— Begin Provided data —

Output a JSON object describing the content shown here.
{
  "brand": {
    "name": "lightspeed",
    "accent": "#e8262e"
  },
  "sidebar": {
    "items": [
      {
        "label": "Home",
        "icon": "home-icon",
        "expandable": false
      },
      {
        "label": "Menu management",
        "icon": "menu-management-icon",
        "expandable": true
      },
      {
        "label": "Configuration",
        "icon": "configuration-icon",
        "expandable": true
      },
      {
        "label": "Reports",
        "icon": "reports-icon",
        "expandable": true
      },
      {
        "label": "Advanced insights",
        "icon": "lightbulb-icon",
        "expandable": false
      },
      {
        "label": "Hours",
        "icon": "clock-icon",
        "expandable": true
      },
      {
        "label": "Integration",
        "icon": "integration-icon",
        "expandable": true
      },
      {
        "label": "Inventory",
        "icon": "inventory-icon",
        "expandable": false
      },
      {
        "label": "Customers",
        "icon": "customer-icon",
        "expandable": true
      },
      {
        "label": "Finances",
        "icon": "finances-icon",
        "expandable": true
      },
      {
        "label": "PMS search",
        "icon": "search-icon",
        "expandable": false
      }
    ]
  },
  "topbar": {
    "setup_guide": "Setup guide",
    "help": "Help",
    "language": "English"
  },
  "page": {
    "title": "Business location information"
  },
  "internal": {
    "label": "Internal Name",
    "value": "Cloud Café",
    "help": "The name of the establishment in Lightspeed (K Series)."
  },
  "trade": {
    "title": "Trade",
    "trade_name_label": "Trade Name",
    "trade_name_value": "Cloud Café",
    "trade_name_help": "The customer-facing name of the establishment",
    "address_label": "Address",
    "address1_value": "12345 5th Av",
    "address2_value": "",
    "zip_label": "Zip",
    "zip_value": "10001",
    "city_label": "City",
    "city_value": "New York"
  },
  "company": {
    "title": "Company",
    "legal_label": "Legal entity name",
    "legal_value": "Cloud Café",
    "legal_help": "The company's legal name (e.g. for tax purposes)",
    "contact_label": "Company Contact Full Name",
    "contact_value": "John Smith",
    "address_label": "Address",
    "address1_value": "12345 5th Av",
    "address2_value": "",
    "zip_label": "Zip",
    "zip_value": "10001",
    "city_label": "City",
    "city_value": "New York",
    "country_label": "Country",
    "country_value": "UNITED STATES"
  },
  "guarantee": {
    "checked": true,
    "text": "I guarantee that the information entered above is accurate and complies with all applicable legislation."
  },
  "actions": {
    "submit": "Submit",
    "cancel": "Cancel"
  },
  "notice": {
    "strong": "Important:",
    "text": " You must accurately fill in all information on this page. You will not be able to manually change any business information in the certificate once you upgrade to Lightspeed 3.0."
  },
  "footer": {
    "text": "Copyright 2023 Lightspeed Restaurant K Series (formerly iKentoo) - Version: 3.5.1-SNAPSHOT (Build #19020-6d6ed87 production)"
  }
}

— End Provided data —

All of the data above should be transcribed exactly.

■ Response to this exercise:
Output a JSON object describing the content shown here.
{
  "brand": {
    "name": "lightspeed",
    "accent": "#e8262e"
  },
  "sidebar": {
    "items": [
      {
        "label": "Home",
        "icon": "home-icon",
        "expandable": false
      },
      {
        "label": "Menu management",
        "icon": "menu-management-icon",
        "expandable": true
      },
      {
        "label": "Configuration",
        "icon": "configuration-icon",
        "expandable": true
      },
      {
        "label": "Reports",
        "icon": "reports-icon",
        "expandable": true
      },
      {
        "label": "Advanced insights",
        "icon": "lightbulb-icon",
        "expandable": false
      },
      {
        "label": "Hours",
        "icon": "clock-icon",
        "expandable": true
      },
      {
        "label": "Integration",
        "icon": "integration-icon",
        "expandable": true
      },
      {
        "label": "Inventory",
        "icon": "inventory-icon",
        "expandable": false
      },
      {
        "label": "Customers",
        "icon": "customer-icon",
        "expandable": true
      },
      {
        "label": "Finances",
        "icon": "finances-icon",
        "expandable": true
      },
      {
        "label": "PMS search",
        "icon": "search-icon",
        "expandable": false
      }
    ]
  },
  "topbar": {
    "setup_guide": "Setup guide",
    "help": "Help",
    "language": "English"
  },
  "page": {
    "title": "Business location information"
  },
  "internal": {
    "label": "Internal Name",
    "value": "Cloud Café",
    "help": "The name of the establishment in Lightspeed (K Series)."
  },
  "trade": {
    "title": "Trade",
    "trade_name_label": "Trade Name",
    "trade_name_value": "Cloud Café",
    "trade_name_help": "The customer-facing name of the establishment",
    "address_label": "Address",
    "address1_value": "12345 5th Av",
    "address2_value": "",
    "zip_label": "Zip",
    "zip_value": "10001",
    "city_label": "City",
    "city_value": "New York"
  },
  "company": {
    "title": "Company",
    "legal_label": "Legal entity name",
    "legal_value": "Cloud Café",
    "legal_help": "The company's legal name (e.g. for tax purposes)",
    "contact_label": "Company Contact Full Name",
    "contact_value": "John Smith",
    "address_label": "Address",
    "address1_value": "12345 5th Av",
    "address2_value": "",
    "zip_label": "Zip",
    "zip_value": "10001",
    "city_label": "City",
    "city_value": "New York",
    "country_label": "Country",
    "country_value": "UNITED STATES"
  },
  "guarantee": {
    "checked": true,
    "text": "I guarantee that the information entered above is accurate and complies with all applicable legislation."
  },
  "actions": {
    "submit": "Submit",
    "cancel": "Cancel"
  },
  "notice": {
    "strong": "Important:",
    "text": " You must accurately fill in all information on this page. You will not be able to manually change any business information in the certificate once you upgrade to Lightspeed 3.0."
  },
  "footer": {
    "text": "Copyright 2023 Lightspeed Restaurant K Series (formerly iKentoo) - Version: 3.5.1-SNAPSHOT (Build #19020-6d6ed87 production)"
  }
}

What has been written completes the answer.